■ WORK INSTRUCTIONS
Word for word, restate every line of the listing that follows.

■ AVAILABLE RECORDS
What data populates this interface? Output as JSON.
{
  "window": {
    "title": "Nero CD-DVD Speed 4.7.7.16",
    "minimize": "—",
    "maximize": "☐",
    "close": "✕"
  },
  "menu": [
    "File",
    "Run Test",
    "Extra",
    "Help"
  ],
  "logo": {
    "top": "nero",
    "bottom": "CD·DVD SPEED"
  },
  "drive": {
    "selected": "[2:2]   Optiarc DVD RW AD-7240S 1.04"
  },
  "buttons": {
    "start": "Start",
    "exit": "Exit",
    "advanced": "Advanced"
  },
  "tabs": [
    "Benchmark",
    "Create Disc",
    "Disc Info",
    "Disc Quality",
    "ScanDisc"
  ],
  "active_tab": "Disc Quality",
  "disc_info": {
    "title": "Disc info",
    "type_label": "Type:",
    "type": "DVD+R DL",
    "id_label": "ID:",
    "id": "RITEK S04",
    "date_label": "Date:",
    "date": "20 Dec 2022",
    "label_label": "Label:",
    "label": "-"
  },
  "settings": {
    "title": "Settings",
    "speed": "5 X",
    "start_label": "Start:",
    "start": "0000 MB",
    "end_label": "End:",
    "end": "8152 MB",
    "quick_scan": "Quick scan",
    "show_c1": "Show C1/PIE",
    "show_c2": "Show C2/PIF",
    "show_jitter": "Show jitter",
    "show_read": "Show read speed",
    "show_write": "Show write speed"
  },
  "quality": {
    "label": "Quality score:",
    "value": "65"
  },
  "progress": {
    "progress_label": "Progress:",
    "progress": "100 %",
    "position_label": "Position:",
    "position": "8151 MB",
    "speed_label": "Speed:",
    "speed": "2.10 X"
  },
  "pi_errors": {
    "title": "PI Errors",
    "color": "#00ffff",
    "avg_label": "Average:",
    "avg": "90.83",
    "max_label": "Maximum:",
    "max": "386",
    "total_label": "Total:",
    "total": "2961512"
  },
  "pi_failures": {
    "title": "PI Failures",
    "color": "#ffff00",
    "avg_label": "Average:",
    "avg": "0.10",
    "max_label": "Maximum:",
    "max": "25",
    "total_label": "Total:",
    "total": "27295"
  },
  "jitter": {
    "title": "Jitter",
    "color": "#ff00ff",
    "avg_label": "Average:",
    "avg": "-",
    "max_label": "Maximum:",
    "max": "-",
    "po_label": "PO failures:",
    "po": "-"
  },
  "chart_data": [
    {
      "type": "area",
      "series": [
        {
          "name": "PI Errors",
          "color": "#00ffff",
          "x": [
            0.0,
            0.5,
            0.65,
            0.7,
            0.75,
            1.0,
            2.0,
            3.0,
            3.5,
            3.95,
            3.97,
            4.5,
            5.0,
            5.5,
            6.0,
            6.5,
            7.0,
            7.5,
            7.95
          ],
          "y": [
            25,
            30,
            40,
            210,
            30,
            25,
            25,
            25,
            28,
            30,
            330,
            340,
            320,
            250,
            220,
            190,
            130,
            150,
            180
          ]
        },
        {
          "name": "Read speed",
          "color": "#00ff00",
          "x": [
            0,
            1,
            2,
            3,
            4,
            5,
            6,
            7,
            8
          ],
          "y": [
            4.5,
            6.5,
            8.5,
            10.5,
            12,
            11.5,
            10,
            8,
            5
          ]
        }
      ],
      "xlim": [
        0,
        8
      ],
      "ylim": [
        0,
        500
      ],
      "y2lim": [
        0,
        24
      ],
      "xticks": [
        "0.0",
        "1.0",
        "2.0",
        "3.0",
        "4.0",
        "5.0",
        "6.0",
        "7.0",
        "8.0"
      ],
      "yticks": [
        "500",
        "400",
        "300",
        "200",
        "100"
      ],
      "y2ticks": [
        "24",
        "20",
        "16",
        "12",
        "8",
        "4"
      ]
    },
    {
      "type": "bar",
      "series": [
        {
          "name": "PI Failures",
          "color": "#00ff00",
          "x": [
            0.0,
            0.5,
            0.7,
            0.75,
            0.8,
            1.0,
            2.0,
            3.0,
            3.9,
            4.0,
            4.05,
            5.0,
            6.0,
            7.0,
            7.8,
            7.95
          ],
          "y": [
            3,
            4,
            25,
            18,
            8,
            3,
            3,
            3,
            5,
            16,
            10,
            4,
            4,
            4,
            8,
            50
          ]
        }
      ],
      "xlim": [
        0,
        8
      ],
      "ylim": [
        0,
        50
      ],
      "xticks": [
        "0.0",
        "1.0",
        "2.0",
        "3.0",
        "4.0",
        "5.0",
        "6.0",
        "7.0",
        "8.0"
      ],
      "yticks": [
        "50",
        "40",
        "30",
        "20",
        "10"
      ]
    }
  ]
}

■ RESPONSE TO THIS EXERCISE
What data populates this interface? Output as JSON.
{
  "window": {
    "title": "Nero CD-DVD Speed 4.7.7.16",
    "minimize": "—",
    "maximize": "☐",
    "close": "✕"
  },
  "menu": [
    "File",
    "Run Test",
    "Extra",
    "Help"
  ],
  "logo": {
    "top": "nero",
    "bottom": "CD·DVD SPEED"
  },
  "drive": {
    "selected": "[2:2]   Optiarc DVD RW AD-7240S 1.04"
  },
  "buttons": {
    "start": "Start",
    "exit": "Exit",
    "advanced": "Advanced"
  },
  "tabs": [
    "Benchmark",
    "Create Disc",
    "Disc Info",
    "Disc Quality",
    "ScanDisc"
  ],
  "active_tab": "Disc Quality",
  "disc_info": {
    "title": "Disc info",
    "type_label": "Type:",
    "type": "DVD+R DL",
    "id_label": "ID:",
    "id": "RITEK S04",
    "date_label": "Date:",
    "date": "20 Dec 2022",
    "label_label": "Label:",
    "label": "-"
  },
  "settings": {
    "title": "Settings",
    "speed": "5 X",
    "start_label": "Start:",
    "start": "0000 MB",
    "end_label": "End:",
    "end": "8152 MB",
    "quick_scan": "Quick scan",
    "show_c1": "Show C1/PIE",
    "show_c2": "Show C2/PIF",
    "show_jitter": "Show jitter",
    "show_read": "Show read speed",
    "show_write": "Show write speed"
  },
  "quality": {
    "label": "Quality score:",
    "value": "65"
  },
  "progress": {
    "progress_label": "Progress:",
    "progress": "100 %",
    "position_label": "Position:",
    "position": "8151 MB",
    "speed_label": "Speed:",
    "speed": "2.10 X"
  },
  "pi_errors": {
    "title": "PI Errors",
    "color": "#00ffff",
    "avg_label": "Average:",
    "avg": "90.83",
    "max_label": "Maximum:",
    "max": "386",
    "total_label": "Total:",
    "total": "2961512"
  },
  "pi_failures": {
    "title": "PI Failures",
    "color": "#ffff00",
    "avg_label": "Average:",
    "avg": "0.10",
    "max_label": "Maximum:",
    "max": "25",
    "total_label": "Total:",
    "total": "27295"
  },
  "jitter": {
    "title": "Jitter",
    "color": "#ff00ff",
    "avg_label": "Average:",
    "avg": "-",
    "max_label": "Maximum:",
    "max": "-",
    "po_label": "PO failures:",
    "po": "-"
  },
  "chart_data": [
    {
      "type": "area",
      "series": [
        {
          "name": "PI Errors",
          "color": "#00ffff",
          "x": [
            0.0,
            0.5,
            0.65,
            0.7,
            0.75,
            1.0,
            2.0,
            3.0,
            3.5,
            3.95,
            3.97,
            4.5,
            5.0,
            5.5,
            6.0,
            6.5,
            7.0,
            7.5,
            7.95
          ],
          "y": [
            25,
            30,
            40,
            210,
            30,
            25,
            25,
            25,
            28,
            30,
            330,
            340,
            320,
            250,
            220,
            190,
            130,
            150,
            180
          ]
        },
        {
          "name": "Read speed",
          "color": "#00ff00",
          "x": [
            0,
            1,
            2,
            3,
            4,
            5,
            6,
            7,
            8
          ],
          "y": [
            4.5,
            6.5,
            8.5,
            10.5,
            12,
            11.5,
            10,
            8,
            5
          ]
        }
      ],
      "xlim": [
        0,
        8
      ],
      "ylim": [
        0,
        500
      ],
      "y2lim": [
        0,
        24
      ],
      "xticks": [
        "0.0",
        "1.0",
        "2.0",
        "3.0",
        "4.0",
        "5.0",
        "6.0",
        "7.0",
        "8.0"
      ],
      "yticks": [
        "500",
        "400",
        "300",
        "200",
        "100"
      ],
      "y2ticks": [
        "24",
        "20",
        "16",
        "12",
        "8",
        "4"
      ]
    },
    {
      "type": "bar",
      "series": [
        {
          "name": "PI Failures",
          "color": "#00ff00",
          "x": [
            0.0,
            0.5,
            0.7,
            0.75,
            0.8,
            1.0,
            2.0,
            3.0,
            3.9,
            4.0,
            4.05,
            5.0,
            6.0,
            7.0,
            7.8,
            7.95
          ],
          "y": [
            3,
            4,
            25,
            18,
            8,
            3,
            3,
            3,
            5,
            16,
            10,
            4,
            4,
            4,
            8,
            50
          ]
        }
      ],
      "xlim": [
        0,
        8
      ],
      "ylim": [
        0,
        50
      ],
      "xticks": [
        "0.0",
        "1.0",
        "2.0",
        "3.0",
        "4.0",
        "5.0",
        "6.0",
        "7.0",
        "8.0"
      ],
      "yticks": [
        "50",
        "40",
        "30",
        "20",
        "10"
      ]
    }
  ]
}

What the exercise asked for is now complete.